• [Aim]: Exactly as written, please set down all of the entries again, with no pictures.

• [Data section]:

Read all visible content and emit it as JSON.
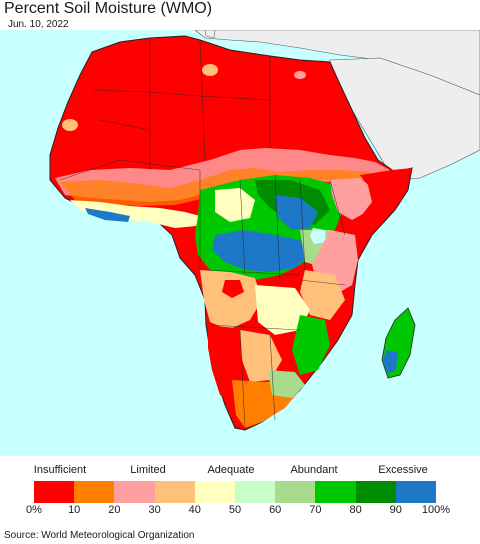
{
  "title": "Percent Soil Moisture (WMO)",
  "date": "Jun. 10, 2022",
  "source": "Source: World Meteorological Organization",
  "legend": {
    "categories": [
      "Insufficient",
      "Limited",
      "Adequate",
      "Abundant",
      "Excessive"
    ],
    "ticks": [
      "0%",
      "10",
      "20",
      "30",
      "40",
      "50",
      "60",
      "70",
      "80",
      "90",
      "100%"
    ],
    "colors": [
      "#ff0000",
      "#ff8000",
      "#ffa0a0",
      "#ffc07a",
      "#ffffc0",
      "#c8ffc8",
      "#a8dc8c",
      "#00c800",
      "#008c00",
      "#1e78c8"
    ]
  },
  "map_colors": {
    "ocean": "#c8ffff",
    "non_africa": "#eeeeee",
    "border": "#222222"
  }
}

• [Full solution]:
Read all visible content and emit it as JSON.
{
  "title": "Percent Soil Moisture (WMO)",
  "date": "Jun. 10, 2022",
  "source": "Source: World Meteorological Organization",
  "legend": {
    "categories": [
      "Insufficient",
      "Limited",
      "Adequate",
      "Abundant",
      "Excessive"
    ],
    "ticks": [
      "0%",
      "10",
      "20",
      "30",
      "40",
      "50",
      "60",
      "70",
      "80",
      "90",
      "100%"
    ],
    "colors": [
      "#ff0000",
      "#ff8000",
      "#ffa0a0",
      "#ffc07a",
      "#ffffc0",
      "#c8ffc8",
      "#a8dc8c",
      "#00c800",
      "#008c00",
      "#1e78c8"
    ]
  },
  "map_colors": {
    "ocean": "#c8ffff",
    "non_africa": "#eeeeee",
    "border": "#222222"
  }
}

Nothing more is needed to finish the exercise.